Stored records:
* * * * * * *
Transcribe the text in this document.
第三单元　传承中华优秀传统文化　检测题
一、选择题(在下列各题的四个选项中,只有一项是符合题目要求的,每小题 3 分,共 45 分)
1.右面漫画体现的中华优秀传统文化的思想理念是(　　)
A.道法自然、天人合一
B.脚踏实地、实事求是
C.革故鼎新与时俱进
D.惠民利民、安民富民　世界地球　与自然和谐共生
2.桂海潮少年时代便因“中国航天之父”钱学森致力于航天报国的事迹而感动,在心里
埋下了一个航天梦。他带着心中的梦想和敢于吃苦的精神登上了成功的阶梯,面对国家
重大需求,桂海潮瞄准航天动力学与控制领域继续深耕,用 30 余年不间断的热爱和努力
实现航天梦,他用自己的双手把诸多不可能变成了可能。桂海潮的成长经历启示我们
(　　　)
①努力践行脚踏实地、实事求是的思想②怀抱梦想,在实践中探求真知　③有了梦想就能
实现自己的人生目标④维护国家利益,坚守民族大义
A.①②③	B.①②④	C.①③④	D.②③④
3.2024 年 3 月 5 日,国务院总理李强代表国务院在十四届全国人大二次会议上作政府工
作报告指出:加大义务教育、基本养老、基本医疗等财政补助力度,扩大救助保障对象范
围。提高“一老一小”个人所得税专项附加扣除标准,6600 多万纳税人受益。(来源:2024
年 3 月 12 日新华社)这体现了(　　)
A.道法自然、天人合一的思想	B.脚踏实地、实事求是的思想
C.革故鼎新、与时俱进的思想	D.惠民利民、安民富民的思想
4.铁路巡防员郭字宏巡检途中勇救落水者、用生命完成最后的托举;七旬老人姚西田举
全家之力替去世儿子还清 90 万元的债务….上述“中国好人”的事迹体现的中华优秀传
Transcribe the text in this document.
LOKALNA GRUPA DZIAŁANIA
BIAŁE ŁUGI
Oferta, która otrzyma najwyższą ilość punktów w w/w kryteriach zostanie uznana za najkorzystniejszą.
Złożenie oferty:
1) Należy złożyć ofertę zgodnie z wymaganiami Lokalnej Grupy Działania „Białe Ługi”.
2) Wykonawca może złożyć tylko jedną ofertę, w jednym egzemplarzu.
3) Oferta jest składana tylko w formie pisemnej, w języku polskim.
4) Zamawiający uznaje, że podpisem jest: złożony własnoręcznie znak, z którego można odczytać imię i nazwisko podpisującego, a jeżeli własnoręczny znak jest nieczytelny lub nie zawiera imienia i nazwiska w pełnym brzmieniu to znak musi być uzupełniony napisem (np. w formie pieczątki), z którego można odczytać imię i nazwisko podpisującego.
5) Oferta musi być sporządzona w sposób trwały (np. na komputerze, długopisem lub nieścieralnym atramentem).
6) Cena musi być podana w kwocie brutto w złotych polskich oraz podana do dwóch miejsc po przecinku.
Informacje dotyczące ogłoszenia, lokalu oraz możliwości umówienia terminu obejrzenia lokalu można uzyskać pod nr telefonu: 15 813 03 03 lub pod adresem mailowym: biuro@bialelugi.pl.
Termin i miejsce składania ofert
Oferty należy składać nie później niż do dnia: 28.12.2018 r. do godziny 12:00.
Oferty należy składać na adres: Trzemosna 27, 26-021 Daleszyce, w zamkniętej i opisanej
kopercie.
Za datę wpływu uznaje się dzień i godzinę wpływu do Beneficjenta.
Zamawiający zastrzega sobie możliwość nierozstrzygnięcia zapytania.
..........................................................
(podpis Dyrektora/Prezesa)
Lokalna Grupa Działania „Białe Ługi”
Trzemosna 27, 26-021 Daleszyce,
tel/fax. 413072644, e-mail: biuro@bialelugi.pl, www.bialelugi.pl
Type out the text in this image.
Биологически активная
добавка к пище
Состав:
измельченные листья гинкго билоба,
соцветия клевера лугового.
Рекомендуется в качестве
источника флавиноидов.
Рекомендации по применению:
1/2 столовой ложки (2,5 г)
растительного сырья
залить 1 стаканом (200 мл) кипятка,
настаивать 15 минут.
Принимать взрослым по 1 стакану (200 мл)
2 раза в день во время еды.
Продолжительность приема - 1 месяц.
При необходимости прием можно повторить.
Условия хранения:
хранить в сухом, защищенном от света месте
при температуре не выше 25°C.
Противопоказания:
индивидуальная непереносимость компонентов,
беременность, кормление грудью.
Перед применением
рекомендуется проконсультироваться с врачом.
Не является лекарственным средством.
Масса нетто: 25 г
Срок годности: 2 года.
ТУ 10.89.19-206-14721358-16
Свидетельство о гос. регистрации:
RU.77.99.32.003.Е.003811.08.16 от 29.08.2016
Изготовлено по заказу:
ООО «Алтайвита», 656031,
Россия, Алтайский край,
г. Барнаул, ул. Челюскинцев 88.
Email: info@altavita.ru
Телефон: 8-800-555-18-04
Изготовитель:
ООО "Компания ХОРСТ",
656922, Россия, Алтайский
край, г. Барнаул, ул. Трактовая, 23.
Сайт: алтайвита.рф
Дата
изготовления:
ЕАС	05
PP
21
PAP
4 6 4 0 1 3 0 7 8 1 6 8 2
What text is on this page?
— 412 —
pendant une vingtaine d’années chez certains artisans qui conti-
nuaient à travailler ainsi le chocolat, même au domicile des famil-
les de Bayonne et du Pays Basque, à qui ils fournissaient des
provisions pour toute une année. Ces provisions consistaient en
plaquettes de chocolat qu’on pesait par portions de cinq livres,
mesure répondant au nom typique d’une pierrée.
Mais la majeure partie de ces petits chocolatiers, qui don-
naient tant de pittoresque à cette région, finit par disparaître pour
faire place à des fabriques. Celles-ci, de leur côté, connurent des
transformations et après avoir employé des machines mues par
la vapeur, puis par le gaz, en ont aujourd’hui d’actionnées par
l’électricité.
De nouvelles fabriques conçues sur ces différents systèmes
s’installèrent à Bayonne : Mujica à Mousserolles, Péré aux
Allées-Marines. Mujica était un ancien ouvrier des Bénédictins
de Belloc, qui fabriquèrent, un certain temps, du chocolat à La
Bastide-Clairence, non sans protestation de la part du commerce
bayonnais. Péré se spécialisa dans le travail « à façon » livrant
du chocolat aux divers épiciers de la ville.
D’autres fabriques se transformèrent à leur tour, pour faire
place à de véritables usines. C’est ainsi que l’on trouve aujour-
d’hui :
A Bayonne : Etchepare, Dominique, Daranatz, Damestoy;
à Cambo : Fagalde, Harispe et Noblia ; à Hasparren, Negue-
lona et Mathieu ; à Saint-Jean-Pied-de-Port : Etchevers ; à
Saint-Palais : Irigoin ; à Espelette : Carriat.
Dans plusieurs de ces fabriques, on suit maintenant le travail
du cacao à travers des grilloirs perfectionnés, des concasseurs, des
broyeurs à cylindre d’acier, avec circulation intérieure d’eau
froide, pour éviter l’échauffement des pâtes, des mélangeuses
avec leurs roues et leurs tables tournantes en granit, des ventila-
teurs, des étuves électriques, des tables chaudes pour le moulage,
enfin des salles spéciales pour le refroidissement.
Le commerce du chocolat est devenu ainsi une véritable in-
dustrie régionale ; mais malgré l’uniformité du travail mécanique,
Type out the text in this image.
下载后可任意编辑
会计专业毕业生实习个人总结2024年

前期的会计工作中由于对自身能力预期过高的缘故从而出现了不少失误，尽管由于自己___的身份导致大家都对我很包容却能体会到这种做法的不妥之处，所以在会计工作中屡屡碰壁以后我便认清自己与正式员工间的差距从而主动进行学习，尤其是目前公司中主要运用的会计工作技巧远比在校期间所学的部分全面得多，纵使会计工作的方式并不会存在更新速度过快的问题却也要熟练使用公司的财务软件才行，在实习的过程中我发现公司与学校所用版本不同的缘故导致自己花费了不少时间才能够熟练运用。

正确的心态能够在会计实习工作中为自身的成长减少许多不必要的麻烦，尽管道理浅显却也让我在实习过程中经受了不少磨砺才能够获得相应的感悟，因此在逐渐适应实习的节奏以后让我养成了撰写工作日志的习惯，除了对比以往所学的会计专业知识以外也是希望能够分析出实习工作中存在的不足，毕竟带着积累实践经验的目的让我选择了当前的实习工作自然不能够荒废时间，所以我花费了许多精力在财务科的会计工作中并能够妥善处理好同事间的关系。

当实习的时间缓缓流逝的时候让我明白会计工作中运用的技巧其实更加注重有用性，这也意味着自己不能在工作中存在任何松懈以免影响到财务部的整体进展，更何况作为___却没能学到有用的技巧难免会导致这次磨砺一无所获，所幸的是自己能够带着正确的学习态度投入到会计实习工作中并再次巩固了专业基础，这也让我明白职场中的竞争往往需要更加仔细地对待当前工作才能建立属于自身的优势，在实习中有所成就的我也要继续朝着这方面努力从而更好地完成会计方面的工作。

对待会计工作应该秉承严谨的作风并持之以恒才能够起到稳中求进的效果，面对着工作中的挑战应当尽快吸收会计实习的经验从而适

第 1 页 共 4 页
* * * * * * *
Problem description: Pick out the lines that have the word "oraz". Copy them all.

Final result:
6) Cena musi być podana w kwocie brutto w złotych polskich oraz podana do dwóch miejsc po przecinku.
Informacje dotyczące ogłoszenia, lokalu oraz możliwości umówienia terminu obejrzenia lokalu można uzyskać pod nr telefonu: 15 813 03 03 lub pod adresem mailowym: biuro@bialelugi.pl.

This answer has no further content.